What the task asks
For this task, extract exactly the lines of the data below, from the line containing "Convert this document image to plain text." through the last one, with pictures left out.

Exercise data
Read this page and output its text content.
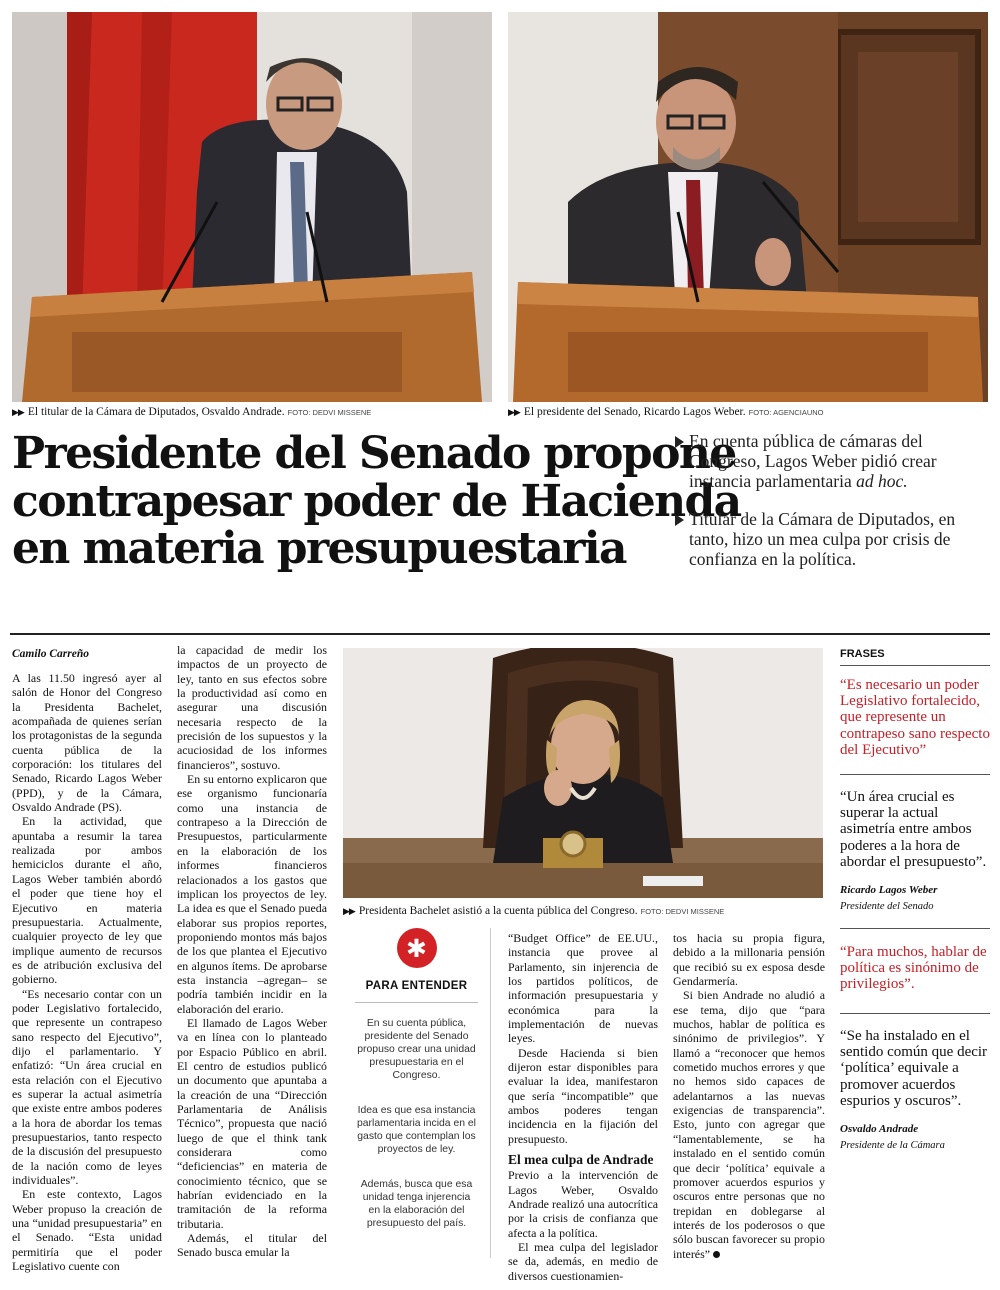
▶▶ El titular de la Cámara de Diputados, Osvaldo Andrade. FOTO: DEDVI MISSENE	▶▶ El presidente del Senado, Ricardo Lagos Weber. FOTO: AGENCIAUNO
Presidente del Senado propone
contrapesar poder de Hacienda
en materia presupuestaria
En cuenta pública de cámaras del Congreso, Lagos Weber pidió crear instancia parlamentaria ad hoc.
Titular de la Cámara de Diputados, en tanto, hizo un mea culpa por crisis de confianza en la política.
Camilo Carreño

A las 11.50 ingresó ayer al salón de Honor del Congreso la Presidenta Bachelet, acompañada de quienes serían los protagonistas de la segunda cuenta pública de la corporación: los titulares del Senado, Ricardo Lagos Weber (PPD), y de la Cámara, Osvaldo Andrade (PS).

En la actividad, que apuntaba a resumir la tarea realizada por ambos hemiciclos durante el año, Lagos Weber también abordó el poder que tiene hoy el Ejecutivo en materia presupuestaria. Actualmente, cualquier proyecto de ley que implique aumento de recursos es de atribución exclusiva del gobierno.

“Es necesario contar con un poder Legislativo fortalecido, que represente un contrapeso sano respecto del Ejecutivo”, dijo el parlamentario. Y enfatizó: “Un área crucial en esta relación con el Ejecutivo es superar la actual asimetría que existe entre ambos poderes a la hora de abordar los temas presupuestarios, tanto respecto de la discusión del presupuesto de la nación como de leyes individuales”.

En este contexto, Lagos Weber propuso la creación de una “unidad presupuestaria” en el Senado. “Esta unidad permitiría que el poder Legislativo cuente con

la capacidad de medir los impactos de un proyecto de ley, tanto en sus efectos sobre la productividad así como en asegurar una discusión necesaria respecto de la precisión de los supuestos y la acuciosidad de los informes financieros”, sostuvo.

En su entorno explicaron que ese organismo funcionaría como una instancia de contrapeso a la Dirección de Presupuestos, particularmente en la elaboración de los informes financieros relacionados a los gastos que implican los proyectos de ley. La idea es que el Senado pueda elaborar sus propios reportes, proponiendo montos más bajos de los que plantea el Ejecutivo en algunos ítems. De aprobarse esta instancia –agregan– se podría también incidir en la elaboración del erario.

El llamado de Lagos Weber va en línea con lo planteado por Espacio Público en abril. El centro de estudios publicó un documento que apuntaba a la creación de una “Dirección Parlamentaria de Análisis Técnico”, propuesta que nació luego de que el think tank considerara como “deficiencias” en materia de conocimiento técnico, que se habrían evidenciado en la tramitación de la reforma tributaria.

Además, el titular del Senado busca emular la

▶▶ Presidenta Bachelet asistió a la cuenta pública del Congreso. FOTO: DEDVI MISSENE
✱
PARA ENTENDER
En su cuenta pública, presidente del Senado propuso crear una unidad presupuestaria en el Congreso.
Idea es que esa instancia parlamentaria incida en el gasto que contemplan los proyectos de ley.
Además, busca que esa unidad tenga injerencia en la elaboración del presupuesto del país.

“Budget Office” de EE.UU., instancia que provee al Parlamento, sin injerencia de los partidos políticos, de información presupuestaria y económica para la implementación de nuevas leyes.

Desde Hacienda si bien dijeron estar disponibles para evaluar la idea, manifestaron que sería “incompatible” que ambos poderes tengan incidencia en la fijación del presupuesto.

El mea culpa de Andrade

Previo a la intervención de Lagos Weber, Osvaldo Andrade realizó una autocrítica por la crisis de confianza que afecta a la política.

El mea culpa del legislador se da, además, en medio de diversos cuestionamien-

tos hacia su propia figura, debido a la millonaria pensión que recibió su ex esposa desde Gendarmería.

Si bien Andrade no aludió a ese tema, dijo que “para muchos, hablar de política es sinónimo de privilegios”. Y llamó a “reconocer que hemos cometido muchos errores y que no hemos sido capaces de adelantarnos a las nuevas exigencias de transparencia”. Esto, junto con agregar que “lamentablemente, se ha instalado en el sentido común que decir ‘política’ equivale a promover acuerdos espurios y oscuros entre personas que no trepidan en doblegarse al interés de los poderosos o que sólo buscan favorecer su propio interés”

FRASES
“Es necesario un poder Legislativo fortalecido, que represente un contrapeso sano respecto del Ejecutivo”
“Un área crucial es superar la actual asimetría entre ambos poderes a la hora de abordar el presupuesto”.
Ricardo Lagos Weber
Presidente del Senado
“Para muchos, hablar de política es sinónimo de privilegios”.
“Se ha instalado en el sentido común que decir ‘política’ equivale a promover acuerdos espurios y oscuros”.
Osvaldo Andrade
Presidente de la Cámara
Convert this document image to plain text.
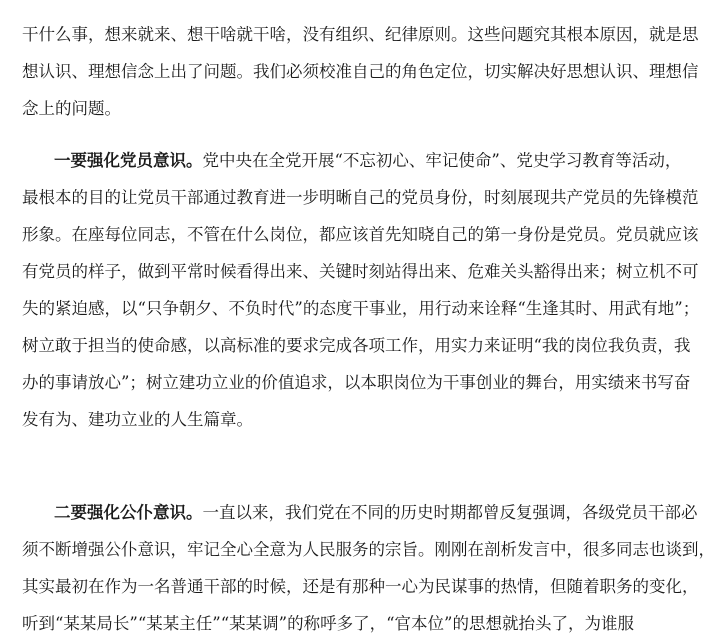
干什么事，想来就来、想干啥就干啥，没有组织、纪律原则。这些问题究其根本原因，就是思
想认识、理想信念上出了问题。我们必须校准自己的角色定位，切实解决好思想认识、理想信
念上的问题。
一要强化党员意识。党中央在全党开展“不忘初心、牢记使命”、党史学习教育等活动，
最根本的目的让党员干部通过教育进一步明晰自己的党员身份，时刻展现共产党员的先锋模范
形象。在座每位同志，不管在什么岗位，都应该首先知晓自己的第一身份是党员。党员就应该
有党员的样子，做到平常时候看得出来、关键时刻站得出来、危难关头豁得出来；树立机不可
失的紧迫感，以“只争朝夕、不负时代”的态度干事业，用行动来诠释“生逢其时、用武有地”；
树立敢于担当的使命感，以高标准的要求完成各项工作，用实力来证明“我的岗位我负责，我
办的事请放心”；树立建功立业的价值追求，以本职岗位为干事创业的舞台，用实绩来书写奋
发有为、建功立业的人生篇章。
二要强化公仆意识。一直以来，我们党在不同的历史时期都曾反复强调，各级党员干部必
须不断增强公仆意识，牢记全心全意为人民服务的宗旨。刚刚在剖析发言中，很多同志也谈到，
其实最初在作为一名普通干部的时候，还是有那种一心为民谋事的热情，但随着职务的变化，
听到“某某局长”“某某主任”“某某调”的称呼多了，“官本位”的思想就抬头了，为谁服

Response for this exercise
Convert this document image to plain text.
干什么事，想来就来、想干啥就干啥，没有组织、纪律原则。这些问题究其根本原因，就是思
想认识、理想信念上出了问题。我们必须校准自己的角色定位，切实解决好思想认识、理想信
念上的问题。
一要强化党员意识。党中央在全党开展“不忘初心、牢记使命”、党史学习教育等活动，
最根本的目的让党员干部通过教育进一步明晰自己的党员身份，时刻展现共产党员的先锋模范
形象。在座每位同志，不管在什么岗位，都应该首先知晓自己的第一身份是党员。党员就应该
有党员的样子，做到平常时候看得出来、关键时刻站得出来、危难关头豁得出来；树立机不可
失的紧迫感，以“只争朝夕、不负时代”的态度干事业，用行动来诠释“生逢其时、用武有地”；
树立敢于担当的使命感，以高标准的要求完成各项工作，用实力来证明“我的岗位我负责，我
办的事请放心”；树立建功立业的价值追求，以本职岗位为干事创业的舞台，用实绩来书写奋
发有为、建功立业的人生篇章。
二要强化公仆意识。一直以来，我们党在不同的历史时期都曾反复强调，各级党员干部必
须不断增强公仆意识，牢记全心全意为人民服务的宗旨。刚刚在剖析发言中，很多同志也谈到，
其实最初在作为一名普通干部的时候，还是有那种一心为民谋事的热情，但随着职务的变化，
听到“某某局长”“某某主任”“某某调”的称呼多了，“官本位”的思想就抬头了，为谁服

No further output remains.